GOAL OF THE EXERCISE: Copy every entry exactly as given, minus the images.

DATASET ROWS:
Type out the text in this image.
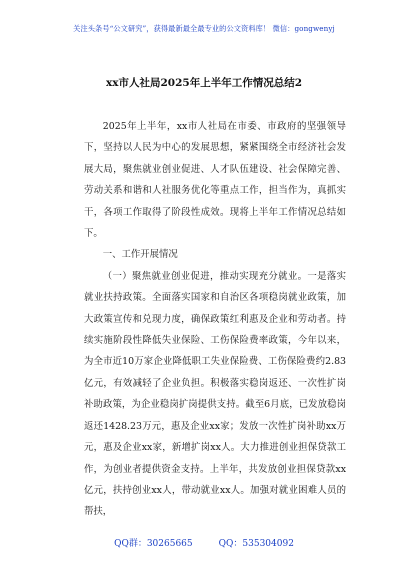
关注头条号“公文研究”，获得最新最全最专业的公文资料库！ 微信：gongwenyj
xx市人社局2025年上半年工作情况总结2

2025年上半年，xx市人社局在市委、市政府的坚强领导下，坚持以人民为中心的发展思想，紧紧围绕全市经济社会发展大局，聚焦就业创业促进、人才队伍建设、社会保障完善、劳动关系和谐和人社服务优化等重点工作，担当作为，真抓实干，各项工作取得了阶段性成效。现将上半年工作情况总结如下。

一、工作开展情况

（一）聚焦就业创业促进，推动实现充分就业。一是落实就业扶持政策。全面落实国家和自治区各项稳岗就业政策，加大政策宣传和兑现力度，确保政策红利惠及企业和劳动者。持续实施阶段性降低失业保险、工伤保险费率政策，今年以来，为全市近10万家企业降低职工失业保险费、工伤保险费约2.83亿元，有效减轻了企业负担。积极落实稳岗返还、一次性扩岗补助政策，为企业稳岗扩岗提供支持。截至6月底，已发放稳岗返还1428.23万元，惠及企业xx家；发放一次性扩岗补助xx万元，惠及企业xx家，新增扩岗xx人。大力推进创业担保贷款工作，为创业者提供资金支持。上半年，共发放创业担保贷款xx亿元，扶持创业xx人，带动就业xx人。加强对就业困难人员的帮扶，

QQ群：30265665	QQ：535304092
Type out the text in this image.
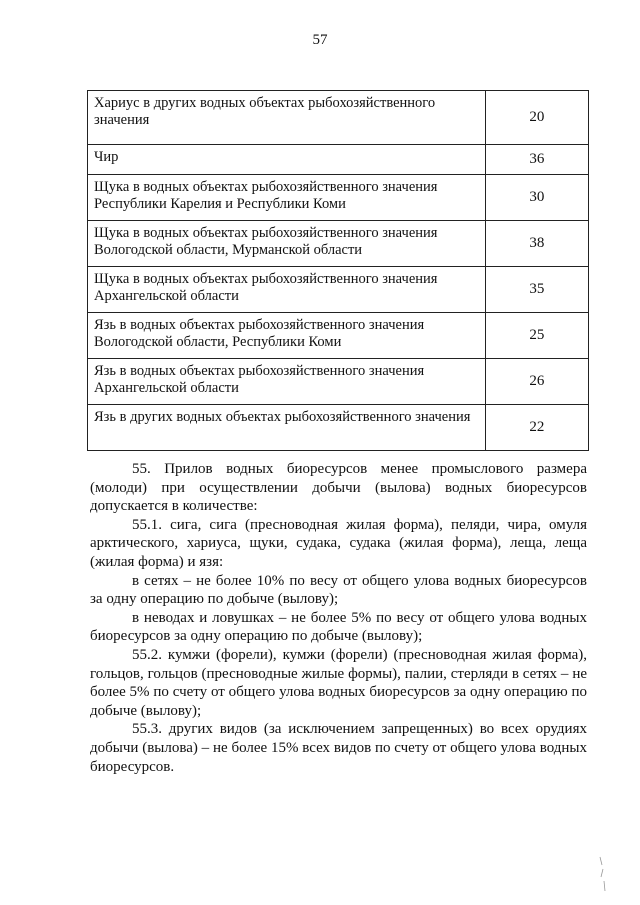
57
Хариус в других водных объектах рыбохозяйственного значения	20
Чир	36
Щука в водных объектах рыбохозяйственного значения Республики Карелия и Республики Коми	30
Щука в водных объектах рыбохозяйственного значения Вологодской области, Мурманской области	38
Щука в водных объектах рыбохозяйственного значения Архангельской области	35
Язь в водных объектах рыбохозяйственного значения Вологодской области, Республики Коми	25
Язь в водных объектах рыбохозяйственного значения Архангельской области	26
Язь в других водных объектах рыбохозяйственного значения	22

55. Прилов водных биоресурсов менее промыслового размера (молоди) при осуществлении добычи (вылова) водных биоресурсов допускается в количестве:

55.1. сига, сига (пресноводная жилая форма), пеляди, чира, омуля арктического, хариуса, щуки, судака, судака (жилая форма), леща, леща (жилая форма) и язя:

в сетях – не более 10% по весу от общего улова водных биоресурсов за одну операцию по добыче (вылову);

в неводах и ловушках – не более 5% по весу от общего улова водных биоресурсов за одну операцию по добыче (вылову);

55.2. кумжи (форели), кумжи (форели) (пресноводная жилая форма), гольцов, гольцов (пресноводные жилые формы), палии, стерляди в сетях – не более 5% по счету от общего улова водных биоресурсов за одну операцию по добыче (вылову);

55.3. других видов (за исключением запрещенных) во всех орудиях добычи (вылова) – не более 15% всех видов по счету от общего улова водных биоресурсов.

WORKED SOLUTION:
Type out the text in this image.
关注头条号“公文研究”，获得最新最全最专业的公文资料库！ 微信：gongwenyj
xx市人社局2025年上半年工作情况总结2

2025年上半年，xx市人社局在市委、市政府的坚强领导下，坚持以人民为中心的发展思想，紧紧围绕全市经济社会发展大局，聚焦就业创业促进、人才队伍建设、社会保障完善、劳动关系和谐和人社服务优化等重点工作，担当作为，真抓实干，各项工作取得了阶段性成效。现将上半年工作情况总结如下。

一、工作开展情况

（一）聚焦就业创业促进，推动实现充分就业。一是落实就业扶持政策。全面落实国家和自治区各项稳岗就业政策，加大政策宣传和兑现力度，确保政策红利惠及企业和劳动者。持续实施阶段性降低失业保险、工伤保险费率政策，今年以来，为全市近10万家企业降低职工失业保险费、工伤保险费约2.83亿元，有效减轻了企业负担。积极落实稳岗返还、一次性扩岗补助政策，为企业稳岗扩岗提供支持。截至6月底，已发放稳岗返还1428.23万元，惠及企业xx家；发放一次性扩岗补助xx万元，惠及企业xx家，新增扩岗xx人。大力推进创业担保贷款工作，为创业者提供资金支持。上半年，共发放创业担保贷款xx亿元，扶持创业xx人，带动就业xx人。加强对就业困难人员的帮扶，

QQ群：30265665	QQ：535304092
Type out the text in this image.
57
Хариус в других водных объектах рыбохозяйственного значения	20
Чир	36
Щука в водных объектах рыбохозяйственного значения Республики Карелия и Республики Коми	30
Щука в водных объектах рыбохозяйственного значения Вологодской области, Мурманской области	38
Щука в водных объектах рыбохозяйственного значения Архангельской области	35
Язь в водных объектах рыбохозяйственного значения Вологодской области, Республики Коми	25
Язь в водных объектах рыбохозяйственного значения Архангельской области	26
Язь в других водных объектах рыбохозяйственного значения	22

55. Прилов водных биоресурсов менее промыслового размера (молоди) при осуществлении добычи (вылова) водных биоресурсов допускается в количестве:

55.1. сига, сига (пресноводная жилая форма), пеляди, чира, омуля арктического, хариуса, щуки, судака, судака (жилая форма), леща, леща (жилая форма) и язя:

в сетях – не более 10% по весу от общего улова водных биоресурсов за одну операцию по добыче (вылову);

в неводах и ловушках – не более 5% по весу от общего улова водных биоресурсов за одну операцию по добыче (вылову);

55.2. кумжи (форели), кумжи (форели) (пресноводная жилая форма), гольцов, гольцов (пресноводные жилые формы), палии, стерляди в сетях – не более 5% по счету от общего улова водных биоресурсов за одну операцию по добыче (вылову);

55.3. других видов (за исключением запрещенных) во всех орудиях добычи (вылова) – не более 15% всех видов по счету от общего улова водных биоресурсов.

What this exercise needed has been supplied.